# Short problem
Leave out the pictures, then reproduce the rest of the material exactly.

# Information shown

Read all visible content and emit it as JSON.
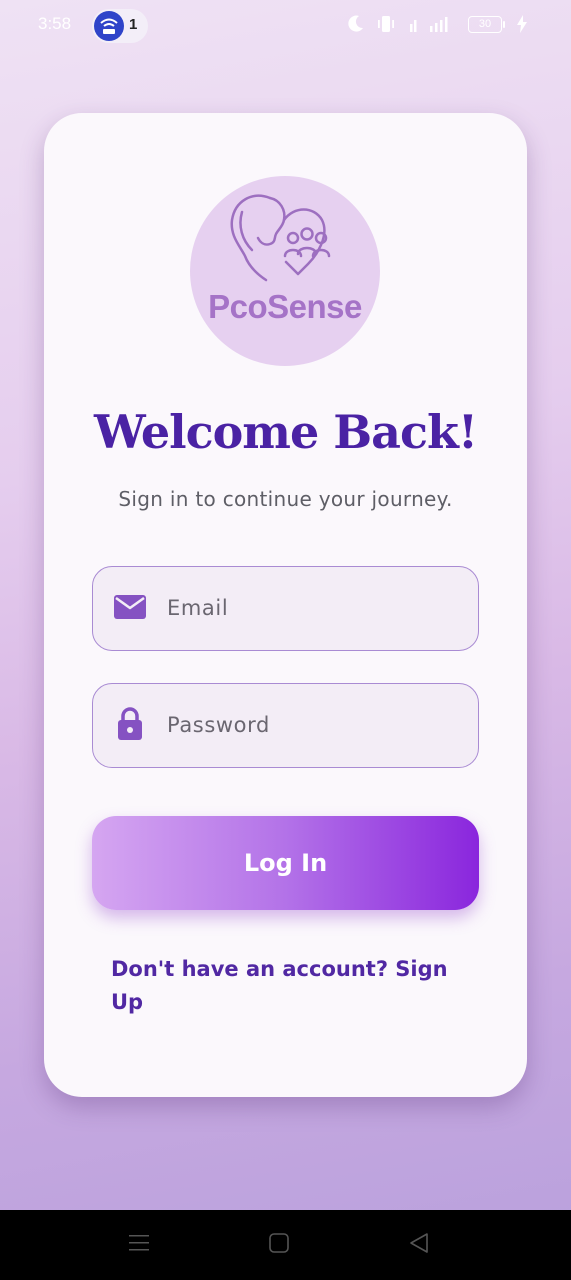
{
  "status_bar": {
    "time": "3:58",
    "notification_count": "1",
    "battery_level": "30",
    "icons": [
      "hotspot-icon",
      "moon-icon",
      "vibrate-icon",
      "signal-icon",
      "battery-icon",
      "charging-icon"
    ]
  },
  "logo": {
    "text": "PcoSense",
    "color": "#a573c7"
  },
  "login": {
    "title": "Welcome Back!",
    "subtitle": "Sign in to continue your journey.",
    "email_placeholder": "Email",
    "password_placeholder": "Password",
    "login_button": "Log In",
    "signup_link": "Don't have an account? Sign Up"
  },
  "colors": {
    "title": "#4a22a4",
    "accent": "#8a26dd",
    "field_border": "#a98bd3",
    "link": "#5128a3"
  },
  "nav_bar": {
    "icons": [
      "menu-icon",
      "home-icon",
      "back-icon"
    ]
  }
}
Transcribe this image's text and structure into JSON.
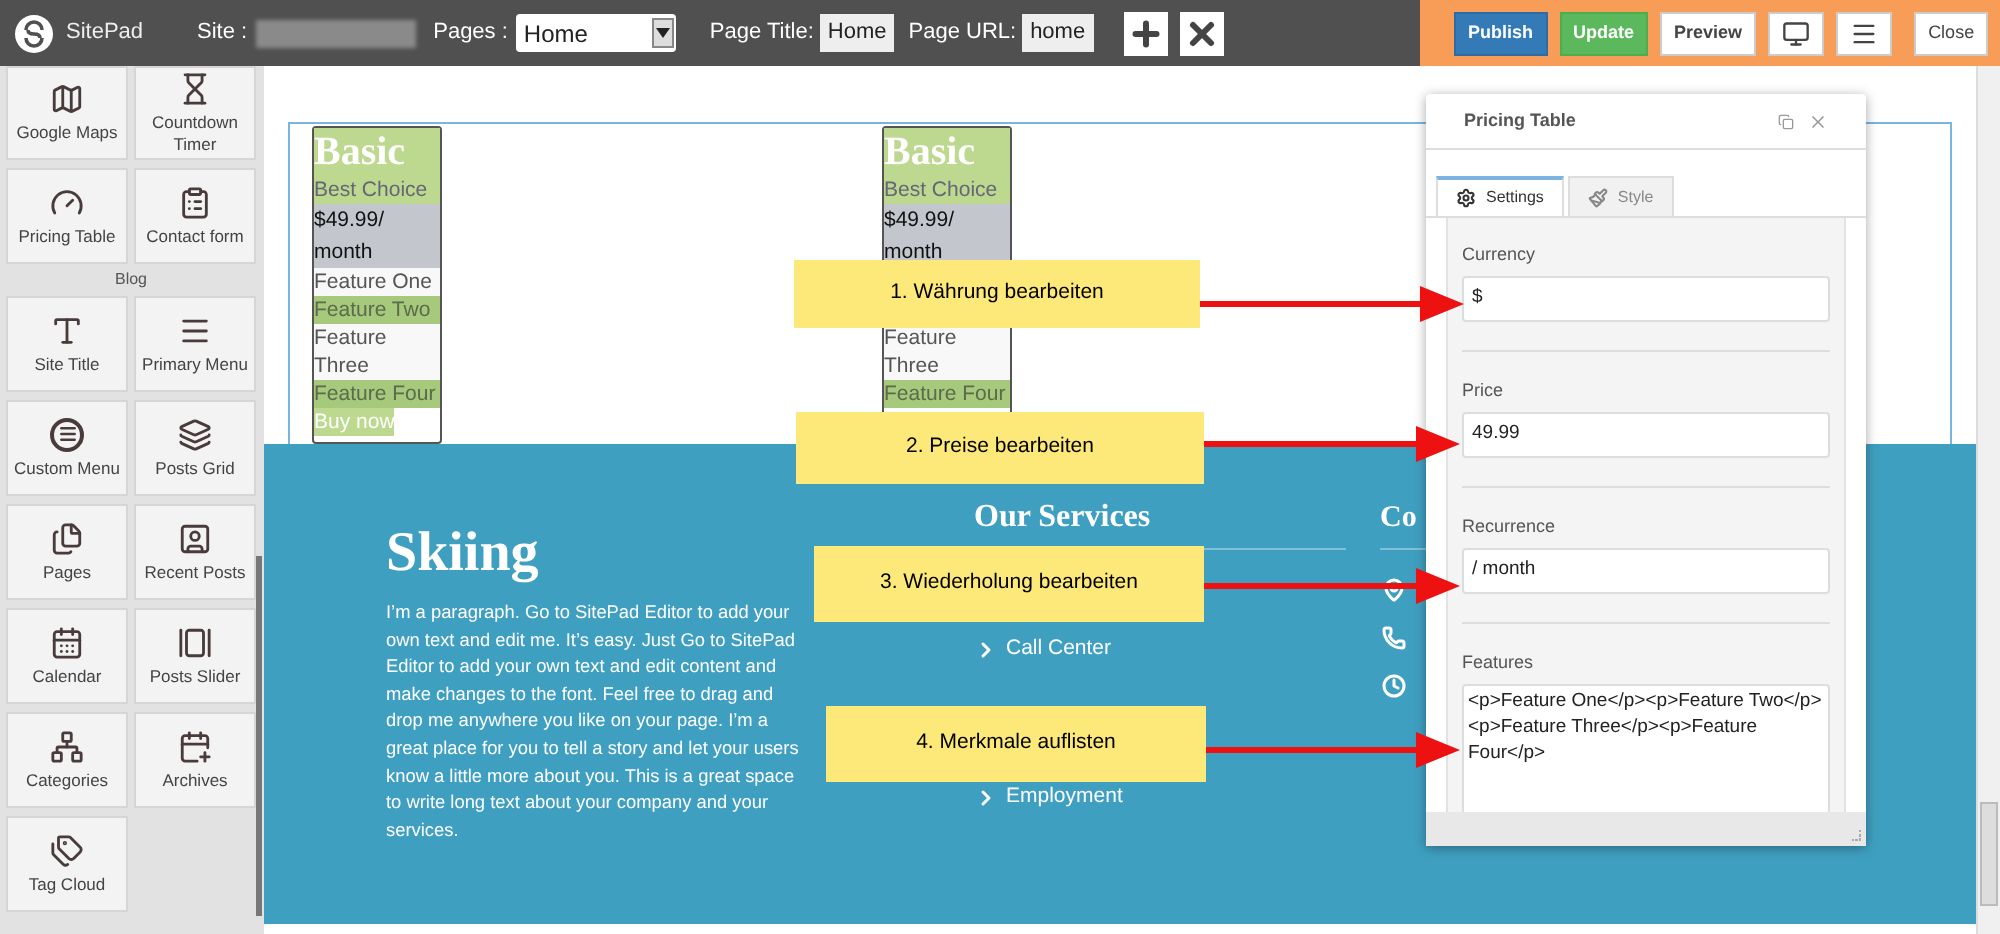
{
  "topbar": {
    "brand": "SitePad",
    "site_label": "Site :",
    "pages_label": "Pages :",
    "pages_value": "Home",
    "page_title_label": "Page Title:",
    "page_title_value": "Home",
    "page_url_label": "Page URL:",
    "page_url_value": "home",
    "actions": [
      {
        "label": "Publish",
        "kind": "primary"
      },
      {
        "label": "Update",
        "kind": "success"
      },
      {
        "label": "Preview",
        "kind": "default"
      }
    ],
    "close": "Close"
  },
  "sidebar": {
    "sections": [
      {
        "tiles": [
          "Google Maps",
          "Countdown Timer",
          "Pricing Table",
          "Contact form"
        ]
      },
      {
        "title": "Blog",
        "tiles": [
          "Site Title",
          "Primary Menu",
          "Custom Menu",
          "Posts Grid",
          "Pages",
          "Recent Posts",
          "Calendar",
          "Posts Slider",
          "Categories",
          "Archives",
          "Tag Cloud"
        ]
      }
    ]
  },
  "canvas": {
    "pricing_tables": [
      {
        "title": "Basic",
        "subtitle": "Best Choice",
        "price": "$49.99/ month",
        "features": [
          {
            "kind": "text",
            "text": "Feature One"
          },
          {
            "kind": "text",
            "text": "Feature Two"
          },
          {
            "kind": "text",
            "text": "Feature Three"
          },
          {
            "kind": "text",
            "text": "Feature Four"
          }
        ],
        "button": "Buy now"
      },
      {
        "title": "Basic",
        "subtitle": "Best Choice",
        "price": "$49.99/ month",
        "features": [
          {
            "kind": "blank"
          },
          {
            "kind": "blank"
          },
          {
            "kind": "text",
            "text": "Feature Three"
          },
          {
            "kind": "text",
            "text": "Feature Four"
          }
        ]
      }
    ],
    "section": {
      "heading": "Skiing",
      "paragraph": "I’m a paragraph. Go to SitePad Editor to add your own text and edit me. It’s easy. Just Go to SitePad Editor to add your own text and edit content and make changes to the font. Feel free to drag and drop me anywhere you like on your page. I’m a great place for you to tell a story and let your users know a little more about you. This is a great space to write long text about your company and your services.",
      "services_title": "Our Services",
      "services": [
        {
          "kind": "blank"
        },
        {
          "kind": "text",
          "text": "Call Center"
        },
        {
          "kind": "blank"
        },
        {
          "kind": "blank"
        },
        {
          "kind": "text",
          "text": "Employment"
        }
      ],
      "contact_title": "Co"
    }
  },
  "panel": {
    "title": "Pricing Table",
    "tabs": [
      {
        "label": "Settings",
        "selected": true
      },
      {
        "label": "Style",
        "selected": false
      }
    ],
    "fields": [
      {
        "label": "Currency",
        "value": "$",
        "kind": "input"
      },
      {
        "label": "Price",
        "value": "49.99",
        "kind": "input"
      },
      {
        "label": "Recurrence",
        "value": "/ month",
        "kind": "input"
      },
      {
        "label": "Features",
        "value": "<p>Feature One</p><p>Feature Two</p><p>Feature Three</p><p>Feature Four</p>",
        "kind": "textarea"
      }
    ]
  },
  "callouts": [
    {
      "text": "1. Währung bearbeiten"
    },
    {
      "text": "2. Preise bearbeiten"
    },
    {
      "text": "3. Wiederholung bearbeiten"
    },
    {
      "text": "4. Merkmale auflisten"
    }
  ]
}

# Final result
Read all visible content and emit it as JSON.
{
  "status_bar": {
    "time": "3:58",
    "notification_count": "1",
    "battery_level": "30",
    "icons": [
      "hotspot-icon",
      "moon-icon",
      "vibrate-icon",
      "signal-icon",
      "battery-icon",
      "charging-icon"
    ]
  },
  "logo": {
    "text": "PcoSense",
    "color": "#a573c7"
  },
  "login": {
    "title": "Welcome Back!",
    "subtitle": "Sign in to continue your journey.",
    "email_placeholder": "Email",
    "password_placeholder": "Password",
    "login_button": "Log In",
    "signup_link": "Don't have an account? Sign Up"
  },
  "colors": {
    "title": "#4a22a4",
    "accent": "#8a26dd",
    "field_border": "#a98bd3",
    "link": "#5128a3"
  },
  "nav_bar": {
    "icons": [
      "menu-icon",
      "home-icon",
      "back-icon"
    ]
  }
}
Transcribe this image's text and structure into JSON.
{
  "topbar": {
    "brand": "SitePad",
    "site_label": "Site :",
    "pages_label": "Pages :",
    "pages_value": "Home",
    "page_title_label": "Page Title:",
    "page_title_value": "Home",
    "page_url_label": "Page URL:",
    "page_url_value": "home",
    "actions": [
      {
        "label": "Publish",
        "kind": "primary"
      },
      {
        "label": "Update",
        "kind": "success"
      },
      {
        "label": "Preview",
        "kind": "default"
      }
    ],
    "close": "Close"
  },
  "sidebar": {
    "sections": [
      {
        "tiles": [
          "Google Maps",
          "Countdown Timer",
          "Pricing Table",
          "Contact form"
        ]
      },
      {
        "title": "Blog",
        "tiles": [
          "Site Title",
          "Primary Menu",
          "Custom Menu",
          "Posts Grid",
          "Pages",
          "Recent Posts",
          "Calendar",
          "Posts Slider",
          "Categories",
          "Archives",
          "Tag Cloud"
        ]
      }
    ]
  },
  "canvas": {
    "pricing_tables": [
      {
        "title": "Basic",
        "subtitle": "Best Choice",
        "price": "$49.99/ month",
        "features": [
          {
            "kind": "text",
            "text": "Feature One"
          },
          {
            "kind": "text",
            "text": "Feature Two"
          },
          {
            "kind": "text",
            "text": "Feature Three"
          },
          {
            "kind": "text",
            "text": "Feature Four"
          }
        ],
        "button": "Buy now"
      },
      {
        "title": "Basic",
        "subtitle": "Best Choice",
        "price": "$49.99/ month",
        "features": [
          {
            "kind": "blank"
          },
          {
            "kind": "blank"
          },
          {
            "kind": "text",
            "text": "Feature Three"
          },
          {
            "kind": "text",
            "text": "Feature Four"
          }
        ]
      }
    ],
    "section": {
      "heading": "Skiing",
      "paragraph": "I’m a paragraph. Go to SitePad Editor to add your own text and edit me. It’s easy. Just Go to SitePad Editor to add your own text and edit content and make changes to the font. Feel free to drag and drop me anywhere you like on your page. I’m a great place for you to tell a story and let your users know a little more about you. This is a great space to write long text about your company and your services.",
      "services_title": "Our Services",
      "services": [
        {
          "kind": "blank"
        },
        {
          "kind": "text",
          "text": "Call Center"
        },
        {
          "kind": "blank"
        },
        {
          "kind": "blank"
        },
        {
          "kind": "text",
          "text": "Employment"
        }
      ],
      "contact_title": "Co"
    }
  },
  "panel": {
    "title": "Pricing Table",
    "tabs": [
      {
        "label": "Settings",
        "selected": true
      },
      {
        "label": "Style",
        "selected": false
      }
    ],
    "fields": [
      {
        "label": "Currency",
        "value": "$",
        "kind": "input"
      },
      {
        "label": "Price",
        "value": "49.99",
        "kind": "input"
      },
      {
        "label": "Recurrence",
        "value": "/ month",
        "kind": "input"
      },
      {
        "label": "Features",
        "value": "<p>Feature One</p><p>Feature Two</p><p>Feature Three</p><p>Feature Four</p>",
        "kind": "textarea"
      }
    ]
  },
  "callouts": [
    {
      "text": "1. Währung bearbeiten"
    },
    {
      "text": "2. Preise bearbeiten"
    },
    {
      "text": "3. Wiederholung bearbeiten"
    },
    {
      "text": "4. Merkmale auflisten"
    }
  ]
}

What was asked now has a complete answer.